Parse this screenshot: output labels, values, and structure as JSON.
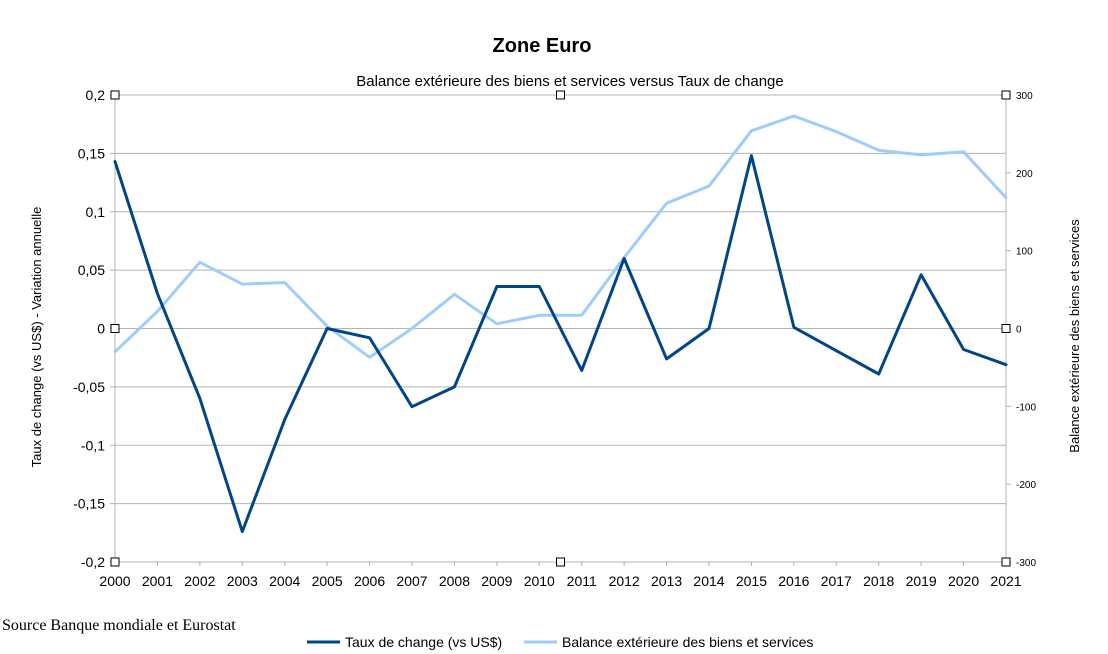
{
  "chart_data": {
    "type": "line",
    "title": "Zone Euro",
    "subtitle": "Balance extérieure des biens et services versus Taux de change",
    "source": "Source Banque mondiale et Eurostat",
    "categories": [
      "2000",
      "2001",
      "2002",
      "2003",
      "2004",
      "2005",
      "2006",
      "2007",
      "2008",
      "2009",
      "2010",
      "2011",
      "2012",
      "2013",
      "2014",
      "2015",
      "2016",
      "2017",
      "2018",
      "2019",
      "2020",
      "2021"
    ],
    "y_left": {
      "label": "Taux de change (vs US$) - Variation annuelle",
      "ylim": [
        -0.2,
        0.2
      ],
      "ticks": [
        0.2,
        0.15,
        0.1,
        0.05,
        0,
        -0.05,
        -0.1,
        -0.15,
        -0.2
      ],
      "tick_labels": [
        "0,2",
        "0,15",
        "0,1",
        "0,05",
        "0",
        "-0,05",
        "-0,1",
        "-0,15",
        "-0,2"
      ]
    },
    "y_right": {
      "label": "Balance extérieure des biens et services",
      "ylim": [
        -300,
        300
      ],
      "ticks": [
        300,
        200,
        100,
        0,
        -100,
        -200,
        -300
      ],
      "tick_labels": [
        "300",
        "200",
        "100",
        "0",
        "-100",
        "-200",
        "-300"
      ]
    },
    "grid": true,
    "legend_position": "bottom",
    "series": [
      {
        "name": "Taux de change (vs US$)",
        "axis": "left",
        "color": "#004586",
        "values": [
          0.143,
          0.03,
          -0.06,
          -0.174,
          -0.078,
          0.0,
          -0.008,
          -0.067,
          -0.05,
          0.036,
          0.036,
          -0.036,
          0.06,
          -0.026,
          0.0,
          0.148,
          0.001,
          -0.019,
          -0.039,
          0.046,
          -0.018,
          -0.031
        ]
      },
      {
        "name": "Balance extérieure des biens et services",
        "axis": "right",
        "color": "#9fcdfa",
        "values": [
          -30,
          22,
          85,
          57,
          59,
          3,
          -37,
          0,
          44,
          6,
          17,
          17,
          91,
          161,
          183,
          254,
          273,
          253,
          229,
          223,
          227,
          168
        ]
      }
    ]
  },
  "legend_labels": {
    "series1": "Taux de change (vs US$)",
    "series2": "Balance extérieure des biens et services"
  }
}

_Problem details_: Search the entries for the word "Taux" and pick out every line that holds it.

_Output of the task_:
    "subtitle": "Balance extérieure des biens et services versus Taux de change",
      "label": "Taux de change (vs US$) - Variation annuelle",
        "name": "Taux de change (vs US$)",
    "series1": "Taux de change (vs US$)",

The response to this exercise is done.